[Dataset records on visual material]
-- Begin --

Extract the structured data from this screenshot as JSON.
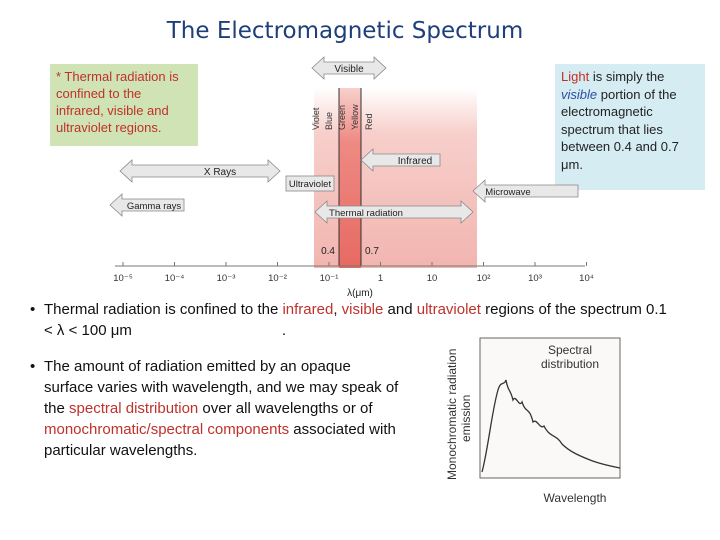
{
  "title": "The Electromagnetic Spectrum",
  "note_left": "* Thermal radiation is confined to the infrared, visible and ultraviolet regions.",
  "note_right": {
    "light": "Light",
    "is_simply": " is simply the ",
    "visible": "visible",
    "rest": " portion of the electromagnetic spectrum that lies between 0.4 and 0.7 μm."
  },
  "spectrum": {
    "bands": {
      "visible": "Visible",
      "infrared": "Infrared",
      "xrays": "X Rays",
      "ultraviolet": "Ultraviolet",
      "microwave": "Microwave",
      "thermal": "Thermal radiation",
      "gamma": "Gamma rays"
    },
    "colors": [
      "Violet",
      "Blue",
      "Green",
      "Yellow",
      "Red"
    ],
    "marker_04": "0.4",
    "marker_07": "0.7",
    "ticks": [
      "10⁻⁵",
      "10⁻⁴",
      "10⁻³",
      "10⁻²",
      "10⁻¹",
      "1",
      "10",
      "10²",
      "10³",
      "10⁴"
    ],
    "axis_label": "λ(μm)"
  },
  "bullet1": {
    "a": "Thermal radiation is confined to the ",
    "infrared": "infrared",
    "b": ", ",
    "visible": "visible",
    "c": " and ",
    "ultraviolet": "ultraviolet",
    "d": " regions of the spectrum 0.1 < λ < 100 μm",
    "e": "."
  },
  "bullet2": {
    "a": "The amount of radiation emitted by an opaque surface varies with wavelength, and we may speak of the ",
    "spectral": "spectral distribution",
    "b": " over all wavelengths or of ",
    "mono": "monochromatic/spectral components",
    "c": " associated with particular wavelengths."
  },
  "chart": {
    "ylabel_1": "Monochromatic radiation",
    "ylabel_2": "emission",
    "xlabel": "Wavelength",
    "annotation_1": "Spectral",
    "annotation_2": "distribution"
  },
  "colors": {
    "title": "#1f3f7a",
    "highlight_red": "#c0312b",
    "highlight_blue": "#2a4fa0",
    "note_left_bg": "#cfe3b4",
    "note_right_bg": "#d6ecf3",
    "thermal_band": "#f2b5b0",
    "visible_band": "#e86a63"
  }
}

-- End --

**Set task**
Write the full listing out again with every line unchanged, but include no pictures.

**Complete answer**
Extract the structured data from this screenshot as JSON.
{
  "title": "The Electromagnetic Spectrum",
  "note_left": "* Thermal radiation is confined to the infrared, visible and ultraviolet regions.",
  "note_right": {
    "light": "Light",
    "is_simply": " is simply the ",
    "visible": "visible",
    "rest": " portion of the electromagnetic spectrum that lies between 0.4 and 0.7 μm."
  },
  "spectrum": {
    "bands": {
      "visible": "Visible",
      "infrared": "Infrared",
      "xrays": "X Rays",
      "ultraviolet": "Ultraviolet",
      "microwave": "Microwave",
      "thermal": "Thermal radiation",
      "gamma": "Gamma rays"
    },
    "colors": [
      "Violet",
      "Blue",
      "Green",
      "Yellow",
      "Red"
    ],
    "marker_04": "0.4",
    "marker_07": "0.7",
    "ticks": [
      "10⁻⁵",
      "10⁻⁴",
      "10⁻³",
      "10⁻²",
      "10⁻¹",
      "1",
      "10",
      "10²",
      "10³",
      "10⁴"
    ],
    "axis_label": "λ(μm)"
  },
  "bullet1": {
    "a": "Thermal radiation is confined to the ",
    "infrared": "infrared",
    "b": ", ",
    "visible": "visible",
    "c": " and ",
    "ultraviolet": "ultraviolet",
    "d": " regions of the spectrum 0.1 < λ < 100 μm",
    "e": "."
  },
  "bullet2": {
    "a": "The amount of radiation emitted by an opaque surface varies with wavelength, and we may speak of the ",
    "spectral": "spectral distribution",
    "b": " over all wavelengths or of ",
    "mono": "monochromatic/spectral components",
    "c": " associated with particular wavelengths."
  },
  "chart": {
    "ylabel_1": "Monochromatic radiation",
    "ylabel_2": "emission",
    "xlabel": "Wavelength",
    "annotation_1": "Spectral",
    "annotation_2": "distribution"
  },
  "colors": {
    "title": "#1f3f7a",
    "highlight_red": "#c0312b",
    "highlight_blue": "#2a4fa0",
    "note_left_bg": "#cfe3b4",
    "note_right_bg": "#d6ecf3",
    "thermal_band": "#f2b5b0",
    "visible_band": "#e86a63"
  }
}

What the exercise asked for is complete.